Copy all lines below containing "know".

##### Data section

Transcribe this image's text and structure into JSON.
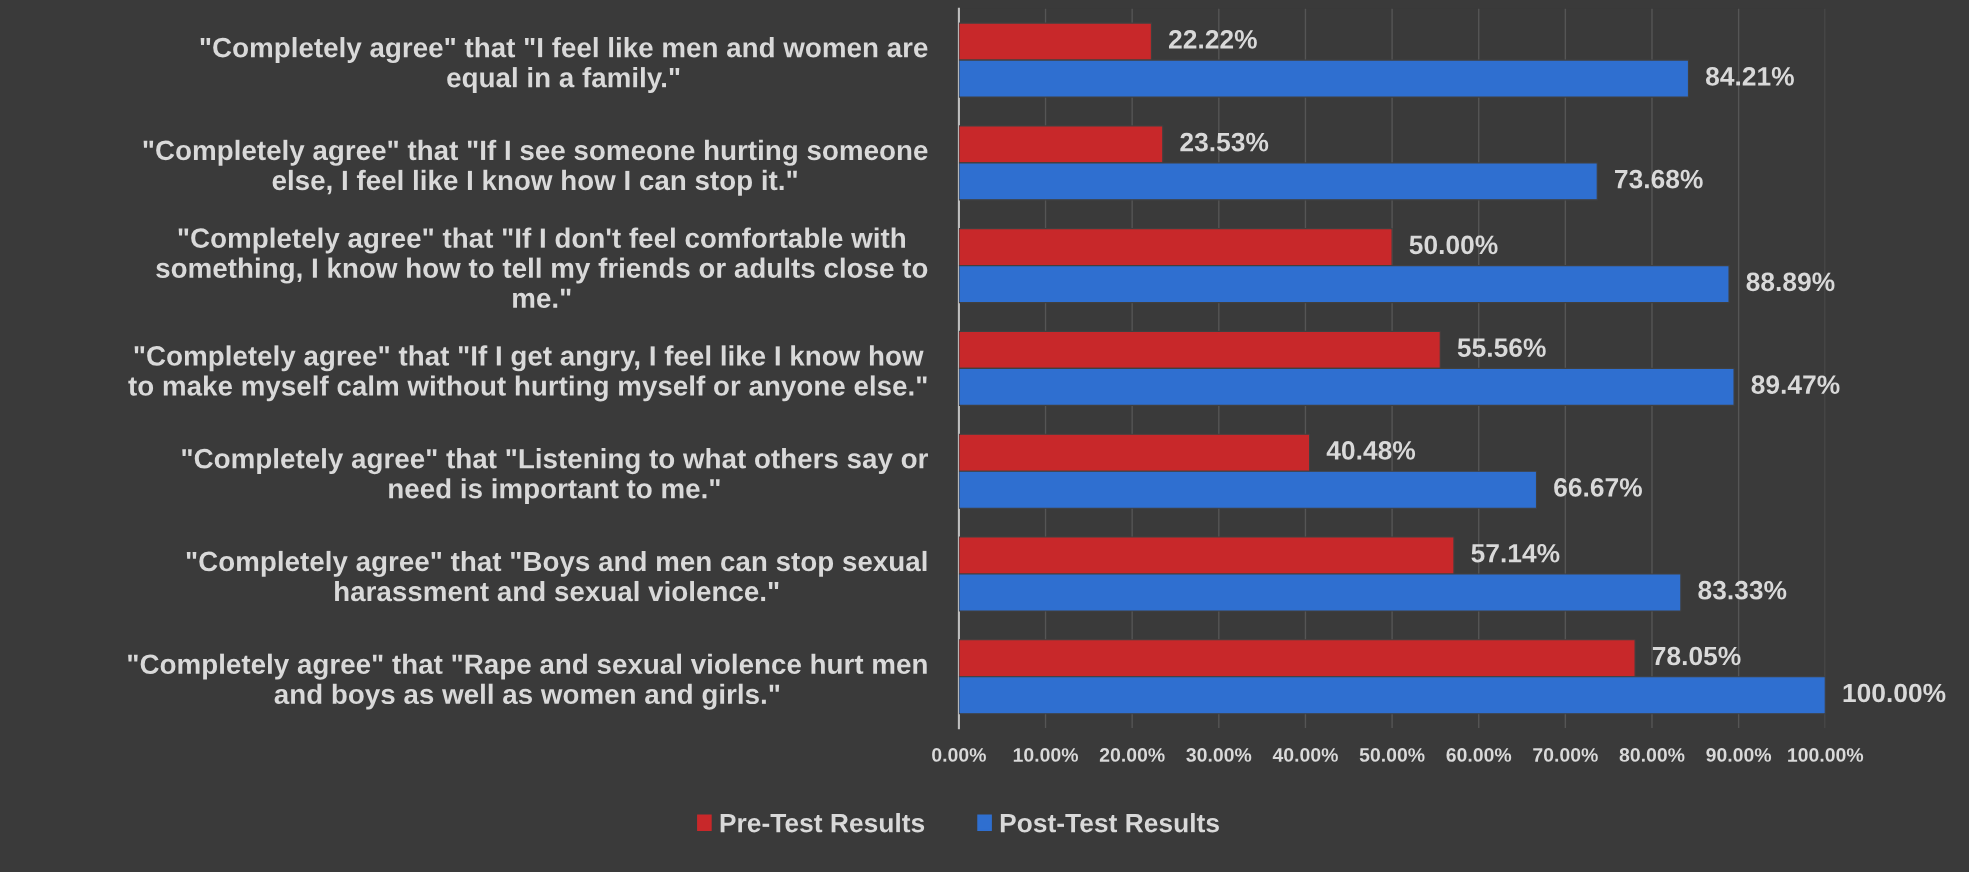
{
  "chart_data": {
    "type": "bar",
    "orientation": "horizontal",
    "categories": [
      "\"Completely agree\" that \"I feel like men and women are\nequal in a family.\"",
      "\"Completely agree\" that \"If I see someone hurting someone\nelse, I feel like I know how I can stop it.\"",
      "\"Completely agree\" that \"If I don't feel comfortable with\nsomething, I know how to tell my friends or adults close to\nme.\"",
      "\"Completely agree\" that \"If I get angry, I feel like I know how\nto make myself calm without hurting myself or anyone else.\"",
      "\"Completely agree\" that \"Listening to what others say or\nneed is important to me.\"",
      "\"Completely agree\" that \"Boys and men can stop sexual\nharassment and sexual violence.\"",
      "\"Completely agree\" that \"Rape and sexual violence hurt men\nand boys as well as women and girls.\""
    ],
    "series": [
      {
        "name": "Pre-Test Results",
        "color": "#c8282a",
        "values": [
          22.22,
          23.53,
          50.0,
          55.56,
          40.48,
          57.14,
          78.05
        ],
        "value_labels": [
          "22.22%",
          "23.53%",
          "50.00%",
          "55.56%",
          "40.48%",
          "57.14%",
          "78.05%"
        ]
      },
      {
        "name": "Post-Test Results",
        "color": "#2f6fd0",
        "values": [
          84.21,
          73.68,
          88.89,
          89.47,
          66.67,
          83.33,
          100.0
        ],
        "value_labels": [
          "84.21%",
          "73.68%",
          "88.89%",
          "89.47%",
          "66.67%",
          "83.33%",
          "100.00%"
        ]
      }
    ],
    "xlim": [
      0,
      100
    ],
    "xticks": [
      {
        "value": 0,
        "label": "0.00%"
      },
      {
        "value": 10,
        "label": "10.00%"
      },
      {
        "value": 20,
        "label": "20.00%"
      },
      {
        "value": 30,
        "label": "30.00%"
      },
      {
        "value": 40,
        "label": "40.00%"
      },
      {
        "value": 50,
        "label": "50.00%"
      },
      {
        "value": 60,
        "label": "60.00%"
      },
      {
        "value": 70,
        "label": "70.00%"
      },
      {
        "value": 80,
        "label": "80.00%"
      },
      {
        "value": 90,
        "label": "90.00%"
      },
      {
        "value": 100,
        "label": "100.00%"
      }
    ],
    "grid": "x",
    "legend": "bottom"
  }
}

##########
##### Data section

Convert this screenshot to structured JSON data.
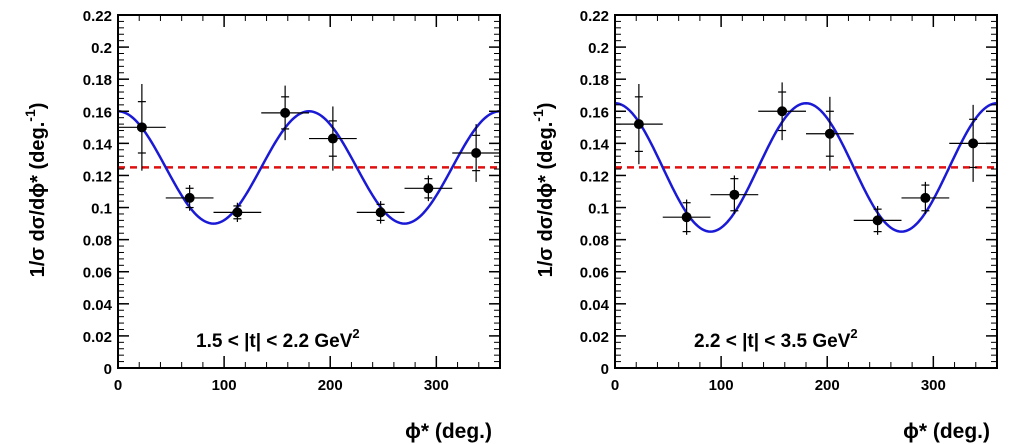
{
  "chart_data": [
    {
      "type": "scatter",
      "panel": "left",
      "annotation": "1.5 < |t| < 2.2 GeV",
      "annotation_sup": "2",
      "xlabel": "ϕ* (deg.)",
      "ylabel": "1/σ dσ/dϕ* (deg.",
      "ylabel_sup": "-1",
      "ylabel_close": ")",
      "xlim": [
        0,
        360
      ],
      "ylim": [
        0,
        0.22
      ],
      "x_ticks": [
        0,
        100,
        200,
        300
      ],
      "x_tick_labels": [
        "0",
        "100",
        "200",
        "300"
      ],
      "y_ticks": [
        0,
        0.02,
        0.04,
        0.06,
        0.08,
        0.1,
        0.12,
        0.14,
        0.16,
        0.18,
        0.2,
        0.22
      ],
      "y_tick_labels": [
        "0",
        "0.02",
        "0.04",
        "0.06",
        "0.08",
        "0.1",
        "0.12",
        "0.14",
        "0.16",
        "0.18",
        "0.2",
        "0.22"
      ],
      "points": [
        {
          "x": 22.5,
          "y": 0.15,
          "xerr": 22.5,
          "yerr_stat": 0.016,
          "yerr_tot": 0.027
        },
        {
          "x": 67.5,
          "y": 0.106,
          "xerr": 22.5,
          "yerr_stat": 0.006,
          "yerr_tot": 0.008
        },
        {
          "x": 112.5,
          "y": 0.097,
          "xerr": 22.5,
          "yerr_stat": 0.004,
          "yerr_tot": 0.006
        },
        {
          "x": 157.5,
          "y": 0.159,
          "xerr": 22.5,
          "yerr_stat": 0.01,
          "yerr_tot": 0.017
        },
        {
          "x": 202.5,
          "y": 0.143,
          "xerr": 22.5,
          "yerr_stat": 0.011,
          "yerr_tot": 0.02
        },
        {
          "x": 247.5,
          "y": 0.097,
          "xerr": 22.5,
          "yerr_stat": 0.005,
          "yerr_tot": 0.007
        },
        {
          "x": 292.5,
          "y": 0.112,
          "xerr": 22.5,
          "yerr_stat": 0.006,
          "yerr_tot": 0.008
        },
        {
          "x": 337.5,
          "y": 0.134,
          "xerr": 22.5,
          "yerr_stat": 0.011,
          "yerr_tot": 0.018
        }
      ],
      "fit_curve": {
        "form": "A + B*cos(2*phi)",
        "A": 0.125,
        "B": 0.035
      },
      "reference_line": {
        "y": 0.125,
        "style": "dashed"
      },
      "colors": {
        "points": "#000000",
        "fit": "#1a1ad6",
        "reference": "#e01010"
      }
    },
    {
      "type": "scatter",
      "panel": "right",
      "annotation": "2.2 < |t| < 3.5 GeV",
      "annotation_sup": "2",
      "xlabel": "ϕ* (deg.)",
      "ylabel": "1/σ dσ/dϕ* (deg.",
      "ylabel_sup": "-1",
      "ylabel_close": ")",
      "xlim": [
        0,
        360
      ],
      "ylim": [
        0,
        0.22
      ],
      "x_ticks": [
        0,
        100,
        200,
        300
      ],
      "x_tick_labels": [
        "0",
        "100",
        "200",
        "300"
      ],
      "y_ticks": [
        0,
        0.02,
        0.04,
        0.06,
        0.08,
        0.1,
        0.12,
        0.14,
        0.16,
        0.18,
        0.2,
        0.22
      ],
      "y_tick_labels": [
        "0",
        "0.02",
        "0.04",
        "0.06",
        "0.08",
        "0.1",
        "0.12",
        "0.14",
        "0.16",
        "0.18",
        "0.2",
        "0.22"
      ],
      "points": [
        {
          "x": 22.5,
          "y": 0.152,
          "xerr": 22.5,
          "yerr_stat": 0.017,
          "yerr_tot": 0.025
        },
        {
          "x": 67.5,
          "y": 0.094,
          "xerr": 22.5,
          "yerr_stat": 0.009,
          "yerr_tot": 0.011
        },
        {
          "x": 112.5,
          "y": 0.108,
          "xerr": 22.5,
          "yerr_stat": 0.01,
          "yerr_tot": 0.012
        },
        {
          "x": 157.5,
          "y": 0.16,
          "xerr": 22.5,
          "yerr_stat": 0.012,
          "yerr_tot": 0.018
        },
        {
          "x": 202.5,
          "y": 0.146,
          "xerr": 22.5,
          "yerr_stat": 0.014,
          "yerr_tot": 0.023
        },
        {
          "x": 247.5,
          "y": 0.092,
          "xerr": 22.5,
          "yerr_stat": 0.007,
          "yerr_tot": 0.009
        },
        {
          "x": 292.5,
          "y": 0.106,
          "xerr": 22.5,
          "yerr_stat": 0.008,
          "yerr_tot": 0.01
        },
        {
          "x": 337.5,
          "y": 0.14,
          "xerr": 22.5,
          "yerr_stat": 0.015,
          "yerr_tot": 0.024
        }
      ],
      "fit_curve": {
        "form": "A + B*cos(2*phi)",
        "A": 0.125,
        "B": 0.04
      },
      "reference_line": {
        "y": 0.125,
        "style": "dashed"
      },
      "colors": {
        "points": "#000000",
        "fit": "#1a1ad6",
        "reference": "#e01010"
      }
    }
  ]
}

##########
##### Data section

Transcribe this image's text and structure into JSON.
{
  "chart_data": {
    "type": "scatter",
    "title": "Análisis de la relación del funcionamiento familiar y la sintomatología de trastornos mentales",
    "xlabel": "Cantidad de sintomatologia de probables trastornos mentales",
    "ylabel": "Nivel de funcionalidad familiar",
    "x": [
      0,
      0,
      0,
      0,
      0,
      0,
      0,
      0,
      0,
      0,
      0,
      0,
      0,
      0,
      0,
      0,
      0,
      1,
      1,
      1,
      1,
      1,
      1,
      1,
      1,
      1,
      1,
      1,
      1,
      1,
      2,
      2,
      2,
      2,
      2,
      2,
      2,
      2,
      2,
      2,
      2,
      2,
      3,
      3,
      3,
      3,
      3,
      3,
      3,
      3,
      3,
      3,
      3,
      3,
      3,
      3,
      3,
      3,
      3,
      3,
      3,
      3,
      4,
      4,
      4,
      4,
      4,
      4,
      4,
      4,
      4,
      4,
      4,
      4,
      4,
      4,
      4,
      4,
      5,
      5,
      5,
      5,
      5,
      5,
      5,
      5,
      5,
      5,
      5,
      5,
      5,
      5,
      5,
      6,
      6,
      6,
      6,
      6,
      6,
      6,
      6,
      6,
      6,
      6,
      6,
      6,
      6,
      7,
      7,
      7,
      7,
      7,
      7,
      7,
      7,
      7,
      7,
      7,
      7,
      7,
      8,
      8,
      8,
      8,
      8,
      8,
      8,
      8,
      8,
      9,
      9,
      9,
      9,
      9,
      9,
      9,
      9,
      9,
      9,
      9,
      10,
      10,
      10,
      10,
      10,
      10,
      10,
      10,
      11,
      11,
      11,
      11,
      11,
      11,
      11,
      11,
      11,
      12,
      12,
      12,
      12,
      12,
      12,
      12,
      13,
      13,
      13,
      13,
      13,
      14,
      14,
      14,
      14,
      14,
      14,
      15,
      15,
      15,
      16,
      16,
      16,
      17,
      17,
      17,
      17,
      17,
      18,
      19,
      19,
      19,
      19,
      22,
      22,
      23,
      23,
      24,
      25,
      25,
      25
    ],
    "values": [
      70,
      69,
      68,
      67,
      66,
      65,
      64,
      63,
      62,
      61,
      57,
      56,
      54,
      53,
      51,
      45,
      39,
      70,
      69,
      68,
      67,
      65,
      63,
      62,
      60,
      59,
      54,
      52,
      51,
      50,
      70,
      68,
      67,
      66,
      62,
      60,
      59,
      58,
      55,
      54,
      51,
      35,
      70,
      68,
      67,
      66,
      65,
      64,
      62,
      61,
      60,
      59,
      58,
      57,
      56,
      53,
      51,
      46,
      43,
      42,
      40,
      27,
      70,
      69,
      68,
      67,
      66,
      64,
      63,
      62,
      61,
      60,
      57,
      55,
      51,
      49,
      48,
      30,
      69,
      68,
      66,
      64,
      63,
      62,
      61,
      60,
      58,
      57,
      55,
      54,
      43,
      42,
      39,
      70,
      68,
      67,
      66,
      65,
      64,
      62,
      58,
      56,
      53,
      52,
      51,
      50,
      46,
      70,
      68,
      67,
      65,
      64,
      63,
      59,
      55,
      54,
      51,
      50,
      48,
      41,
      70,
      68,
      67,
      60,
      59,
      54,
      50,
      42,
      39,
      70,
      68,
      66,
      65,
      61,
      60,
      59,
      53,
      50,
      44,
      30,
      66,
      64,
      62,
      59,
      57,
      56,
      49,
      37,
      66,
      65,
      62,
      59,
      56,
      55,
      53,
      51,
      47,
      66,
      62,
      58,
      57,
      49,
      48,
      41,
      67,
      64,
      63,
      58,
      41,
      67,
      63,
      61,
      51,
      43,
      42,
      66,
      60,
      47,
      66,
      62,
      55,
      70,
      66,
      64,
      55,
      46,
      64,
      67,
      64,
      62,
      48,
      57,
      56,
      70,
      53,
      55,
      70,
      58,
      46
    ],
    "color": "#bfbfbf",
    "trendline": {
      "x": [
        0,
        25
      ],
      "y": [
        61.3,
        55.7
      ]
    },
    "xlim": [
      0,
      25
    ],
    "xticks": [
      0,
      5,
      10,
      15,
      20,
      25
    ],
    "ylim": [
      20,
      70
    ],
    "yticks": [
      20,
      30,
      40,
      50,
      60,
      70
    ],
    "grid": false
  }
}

##########

## Final result
      "\"Completely agree\" that \"If I see someone hurting someone\nelse, I feel like I know how I can stop it.\"",
      "\"Completely agree\" that \"If I don't feel comfortable with\nsomething, I know how to tell my friends or adults close to\nme.\"",
      "\"Completely agree\" that \"If I get angry, I feel like I know how\nto make myself calm without hurting myself or anyone else.\"",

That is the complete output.